Exercise directions: Copy each line with the word "Usage" in it.

====

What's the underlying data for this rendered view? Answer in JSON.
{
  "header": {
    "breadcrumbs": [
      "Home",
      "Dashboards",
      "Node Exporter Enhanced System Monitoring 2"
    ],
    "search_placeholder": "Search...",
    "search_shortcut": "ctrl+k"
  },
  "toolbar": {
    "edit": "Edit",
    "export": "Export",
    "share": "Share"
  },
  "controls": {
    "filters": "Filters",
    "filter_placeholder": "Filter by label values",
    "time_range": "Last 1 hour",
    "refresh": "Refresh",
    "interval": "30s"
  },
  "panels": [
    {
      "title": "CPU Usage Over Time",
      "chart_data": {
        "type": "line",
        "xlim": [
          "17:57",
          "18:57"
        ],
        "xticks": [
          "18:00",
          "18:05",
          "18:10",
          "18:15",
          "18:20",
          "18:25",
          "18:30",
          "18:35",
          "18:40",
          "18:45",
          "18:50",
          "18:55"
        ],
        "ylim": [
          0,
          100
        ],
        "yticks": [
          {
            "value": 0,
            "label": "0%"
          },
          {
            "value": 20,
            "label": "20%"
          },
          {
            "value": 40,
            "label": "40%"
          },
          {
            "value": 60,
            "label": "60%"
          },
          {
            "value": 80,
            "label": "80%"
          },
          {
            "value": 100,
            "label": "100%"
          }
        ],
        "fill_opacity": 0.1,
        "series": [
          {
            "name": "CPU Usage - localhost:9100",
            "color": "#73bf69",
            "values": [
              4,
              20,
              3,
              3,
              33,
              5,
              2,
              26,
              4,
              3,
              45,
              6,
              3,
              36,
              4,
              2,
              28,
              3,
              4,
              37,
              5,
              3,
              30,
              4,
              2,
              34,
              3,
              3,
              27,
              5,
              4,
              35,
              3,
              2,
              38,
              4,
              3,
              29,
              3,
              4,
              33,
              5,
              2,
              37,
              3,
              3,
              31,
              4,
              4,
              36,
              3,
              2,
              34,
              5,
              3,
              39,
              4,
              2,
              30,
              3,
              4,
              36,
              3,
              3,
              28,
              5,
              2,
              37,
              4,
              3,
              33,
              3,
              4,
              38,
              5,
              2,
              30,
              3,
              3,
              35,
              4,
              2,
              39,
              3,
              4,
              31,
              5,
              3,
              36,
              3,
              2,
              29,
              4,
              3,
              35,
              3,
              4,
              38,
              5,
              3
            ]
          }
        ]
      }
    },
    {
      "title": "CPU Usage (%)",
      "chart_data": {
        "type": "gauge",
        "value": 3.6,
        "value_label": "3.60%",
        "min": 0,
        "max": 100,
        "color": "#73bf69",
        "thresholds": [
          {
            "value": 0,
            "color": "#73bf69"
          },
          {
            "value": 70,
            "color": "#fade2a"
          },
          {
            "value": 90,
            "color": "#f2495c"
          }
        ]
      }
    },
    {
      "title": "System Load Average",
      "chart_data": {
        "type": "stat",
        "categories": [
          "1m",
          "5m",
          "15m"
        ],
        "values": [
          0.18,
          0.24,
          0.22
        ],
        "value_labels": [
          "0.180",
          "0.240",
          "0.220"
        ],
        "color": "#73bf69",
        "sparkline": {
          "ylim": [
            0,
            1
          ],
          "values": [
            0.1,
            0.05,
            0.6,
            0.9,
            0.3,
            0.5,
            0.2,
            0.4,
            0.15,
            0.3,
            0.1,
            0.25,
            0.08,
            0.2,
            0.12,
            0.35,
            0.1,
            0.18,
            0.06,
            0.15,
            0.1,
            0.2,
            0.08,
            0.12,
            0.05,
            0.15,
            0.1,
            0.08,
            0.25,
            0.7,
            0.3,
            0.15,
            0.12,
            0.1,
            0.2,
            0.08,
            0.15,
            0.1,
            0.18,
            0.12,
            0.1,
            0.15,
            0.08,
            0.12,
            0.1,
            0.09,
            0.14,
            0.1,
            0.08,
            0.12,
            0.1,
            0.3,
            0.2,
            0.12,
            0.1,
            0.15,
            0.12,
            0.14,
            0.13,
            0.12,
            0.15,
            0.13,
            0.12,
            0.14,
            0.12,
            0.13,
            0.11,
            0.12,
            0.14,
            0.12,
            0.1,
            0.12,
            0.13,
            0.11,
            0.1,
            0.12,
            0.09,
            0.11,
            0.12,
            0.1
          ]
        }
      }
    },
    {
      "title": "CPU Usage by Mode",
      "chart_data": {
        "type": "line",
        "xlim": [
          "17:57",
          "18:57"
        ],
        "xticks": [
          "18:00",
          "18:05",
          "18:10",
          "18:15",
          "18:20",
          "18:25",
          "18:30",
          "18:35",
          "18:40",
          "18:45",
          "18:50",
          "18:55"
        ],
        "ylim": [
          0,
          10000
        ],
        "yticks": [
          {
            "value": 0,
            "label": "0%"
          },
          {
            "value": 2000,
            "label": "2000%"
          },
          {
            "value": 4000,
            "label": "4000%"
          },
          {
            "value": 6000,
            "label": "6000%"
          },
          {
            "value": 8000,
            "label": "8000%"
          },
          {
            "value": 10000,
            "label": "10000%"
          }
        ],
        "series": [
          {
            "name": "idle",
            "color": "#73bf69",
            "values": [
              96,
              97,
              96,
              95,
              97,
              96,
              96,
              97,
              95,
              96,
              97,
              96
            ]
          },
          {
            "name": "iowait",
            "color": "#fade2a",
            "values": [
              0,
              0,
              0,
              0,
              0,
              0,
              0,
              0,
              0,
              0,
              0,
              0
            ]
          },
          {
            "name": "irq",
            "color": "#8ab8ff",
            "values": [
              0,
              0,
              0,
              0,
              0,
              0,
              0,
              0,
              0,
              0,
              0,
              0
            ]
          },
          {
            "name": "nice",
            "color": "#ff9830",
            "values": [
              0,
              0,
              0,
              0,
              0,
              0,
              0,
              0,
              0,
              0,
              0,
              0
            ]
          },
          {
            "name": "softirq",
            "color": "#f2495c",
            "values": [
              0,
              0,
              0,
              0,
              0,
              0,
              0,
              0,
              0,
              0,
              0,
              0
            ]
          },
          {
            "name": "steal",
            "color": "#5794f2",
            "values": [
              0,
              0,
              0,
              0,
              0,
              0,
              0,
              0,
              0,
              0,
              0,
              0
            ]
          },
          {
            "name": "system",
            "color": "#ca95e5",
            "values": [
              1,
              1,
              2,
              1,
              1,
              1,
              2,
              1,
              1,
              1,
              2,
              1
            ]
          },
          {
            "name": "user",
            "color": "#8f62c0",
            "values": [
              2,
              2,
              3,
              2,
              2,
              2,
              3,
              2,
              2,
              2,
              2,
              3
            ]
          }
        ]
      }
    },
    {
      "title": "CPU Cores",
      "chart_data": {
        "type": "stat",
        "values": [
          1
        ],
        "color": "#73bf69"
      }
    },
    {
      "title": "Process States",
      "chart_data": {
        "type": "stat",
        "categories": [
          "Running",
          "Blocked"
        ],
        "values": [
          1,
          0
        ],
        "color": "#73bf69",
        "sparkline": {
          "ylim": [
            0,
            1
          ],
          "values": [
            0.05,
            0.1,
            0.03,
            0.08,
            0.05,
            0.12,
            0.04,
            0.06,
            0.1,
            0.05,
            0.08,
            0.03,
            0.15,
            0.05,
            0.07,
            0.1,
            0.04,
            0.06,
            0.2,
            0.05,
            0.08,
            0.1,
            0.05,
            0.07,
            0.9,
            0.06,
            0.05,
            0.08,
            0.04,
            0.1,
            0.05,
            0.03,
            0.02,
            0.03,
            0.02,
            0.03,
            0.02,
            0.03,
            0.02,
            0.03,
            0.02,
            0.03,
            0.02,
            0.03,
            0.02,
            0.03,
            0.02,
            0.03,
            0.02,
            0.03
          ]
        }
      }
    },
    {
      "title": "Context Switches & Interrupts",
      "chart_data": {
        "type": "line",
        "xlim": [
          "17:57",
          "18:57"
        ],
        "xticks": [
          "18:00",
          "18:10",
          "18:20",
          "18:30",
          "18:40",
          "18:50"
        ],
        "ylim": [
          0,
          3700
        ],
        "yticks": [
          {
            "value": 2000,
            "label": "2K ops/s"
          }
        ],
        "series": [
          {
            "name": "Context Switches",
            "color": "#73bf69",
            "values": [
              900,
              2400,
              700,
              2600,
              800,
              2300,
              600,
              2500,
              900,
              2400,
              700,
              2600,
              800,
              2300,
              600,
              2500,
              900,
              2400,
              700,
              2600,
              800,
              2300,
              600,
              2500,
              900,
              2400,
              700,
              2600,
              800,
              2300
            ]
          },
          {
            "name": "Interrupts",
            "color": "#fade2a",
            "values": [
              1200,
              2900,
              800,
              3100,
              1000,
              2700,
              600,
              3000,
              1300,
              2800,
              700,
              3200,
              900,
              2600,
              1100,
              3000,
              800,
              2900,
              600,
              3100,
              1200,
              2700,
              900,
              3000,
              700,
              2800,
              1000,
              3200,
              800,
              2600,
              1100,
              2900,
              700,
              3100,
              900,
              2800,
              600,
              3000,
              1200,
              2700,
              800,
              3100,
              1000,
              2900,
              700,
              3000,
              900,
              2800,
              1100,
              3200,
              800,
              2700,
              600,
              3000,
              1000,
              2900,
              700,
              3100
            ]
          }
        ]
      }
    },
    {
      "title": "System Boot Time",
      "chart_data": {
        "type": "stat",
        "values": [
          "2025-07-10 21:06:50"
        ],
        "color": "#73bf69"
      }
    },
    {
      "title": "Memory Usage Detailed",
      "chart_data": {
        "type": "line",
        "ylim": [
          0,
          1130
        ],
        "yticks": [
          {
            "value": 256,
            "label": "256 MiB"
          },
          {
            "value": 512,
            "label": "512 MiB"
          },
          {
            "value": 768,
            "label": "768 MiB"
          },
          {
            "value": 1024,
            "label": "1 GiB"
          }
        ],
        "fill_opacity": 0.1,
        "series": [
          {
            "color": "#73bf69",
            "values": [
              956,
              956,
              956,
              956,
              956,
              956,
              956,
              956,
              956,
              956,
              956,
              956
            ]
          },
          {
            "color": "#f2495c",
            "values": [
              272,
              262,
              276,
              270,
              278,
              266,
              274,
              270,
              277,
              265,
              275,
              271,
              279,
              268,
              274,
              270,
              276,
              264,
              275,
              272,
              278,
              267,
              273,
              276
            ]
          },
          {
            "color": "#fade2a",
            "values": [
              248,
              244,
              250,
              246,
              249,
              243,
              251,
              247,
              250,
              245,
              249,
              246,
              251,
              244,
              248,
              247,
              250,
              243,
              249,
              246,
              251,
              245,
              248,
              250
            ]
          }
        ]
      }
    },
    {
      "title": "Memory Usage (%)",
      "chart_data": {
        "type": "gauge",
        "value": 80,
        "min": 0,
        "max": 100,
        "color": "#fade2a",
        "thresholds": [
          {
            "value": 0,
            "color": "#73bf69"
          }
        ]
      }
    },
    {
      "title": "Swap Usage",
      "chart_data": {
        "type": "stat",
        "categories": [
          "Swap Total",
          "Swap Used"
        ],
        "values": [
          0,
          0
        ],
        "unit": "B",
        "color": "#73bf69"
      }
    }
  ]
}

====

Exercise solution:
      "title": "CPU Usage Over Time",
            "name": "CPU Usage - localhost:9100",
      "title": "CPU Usage (%)",
      "title": "CPU Usage by Mode",
      "title": "Memory Usage Detailed",
      "title": "Memory Usage (%)",
      "title": "Swap Usage",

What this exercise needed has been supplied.